=== Directions ===
Your task is to copy every line of the records below that contains "Cognitive".

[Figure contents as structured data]
########
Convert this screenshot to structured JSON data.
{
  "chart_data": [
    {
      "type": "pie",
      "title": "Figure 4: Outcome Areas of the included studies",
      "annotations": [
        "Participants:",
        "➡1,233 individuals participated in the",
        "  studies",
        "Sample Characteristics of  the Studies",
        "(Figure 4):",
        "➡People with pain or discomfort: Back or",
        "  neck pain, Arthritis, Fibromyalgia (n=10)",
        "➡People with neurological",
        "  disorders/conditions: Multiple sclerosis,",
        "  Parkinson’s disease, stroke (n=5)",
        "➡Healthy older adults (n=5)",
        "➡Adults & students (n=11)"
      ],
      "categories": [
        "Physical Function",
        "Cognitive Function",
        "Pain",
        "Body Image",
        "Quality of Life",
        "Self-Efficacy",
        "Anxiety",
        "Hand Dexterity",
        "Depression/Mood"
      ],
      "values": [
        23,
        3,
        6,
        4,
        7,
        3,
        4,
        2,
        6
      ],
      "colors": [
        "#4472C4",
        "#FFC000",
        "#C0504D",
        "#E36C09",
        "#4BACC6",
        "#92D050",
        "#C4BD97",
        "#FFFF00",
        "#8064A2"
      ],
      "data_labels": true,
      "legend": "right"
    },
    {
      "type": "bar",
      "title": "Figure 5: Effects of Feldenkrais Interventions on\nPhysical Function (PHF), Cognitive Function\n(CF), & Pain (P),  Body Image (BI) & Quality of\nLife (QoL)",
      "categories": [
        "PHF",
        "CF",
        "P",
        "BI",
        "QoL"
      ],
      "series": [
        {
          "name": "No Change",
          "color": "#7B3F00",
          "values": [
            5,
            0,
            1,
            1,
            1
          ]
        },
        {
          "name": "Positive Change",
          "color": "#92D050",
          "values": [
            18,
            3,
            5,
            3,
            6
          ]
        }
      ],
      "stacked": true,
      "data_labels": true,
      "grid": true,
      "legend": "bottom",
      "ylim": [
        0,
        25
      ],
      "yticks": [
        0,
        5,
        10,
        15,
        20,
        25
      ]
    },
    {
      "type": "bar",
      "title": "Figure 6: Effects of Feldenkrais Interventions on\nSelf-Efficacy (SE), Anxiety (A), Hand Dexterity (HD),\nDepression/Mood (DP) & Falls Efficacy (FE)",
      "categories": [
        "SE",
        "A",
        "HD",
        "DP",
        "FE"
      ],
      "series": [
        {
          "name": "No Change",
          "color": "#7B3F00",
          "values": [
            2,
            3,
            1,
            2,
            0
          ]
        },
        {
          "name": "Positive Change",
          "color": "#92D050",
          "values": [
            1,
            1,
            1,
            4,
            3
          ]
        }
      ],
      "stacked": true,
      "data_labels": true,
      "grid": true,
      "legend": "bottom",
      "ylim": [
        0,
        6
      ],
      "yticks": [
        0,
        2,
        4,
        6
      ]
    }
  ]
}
########
=== Completed task ===
        "Cognitive Function",
      "title": "Figure 5: Effects of Feldenkrais Interventions on\nPhysical Function (PHF), Cognitive Function\n(CF), & Pain (P),  Body Image (BI) & Quality of\nLife (QoL)",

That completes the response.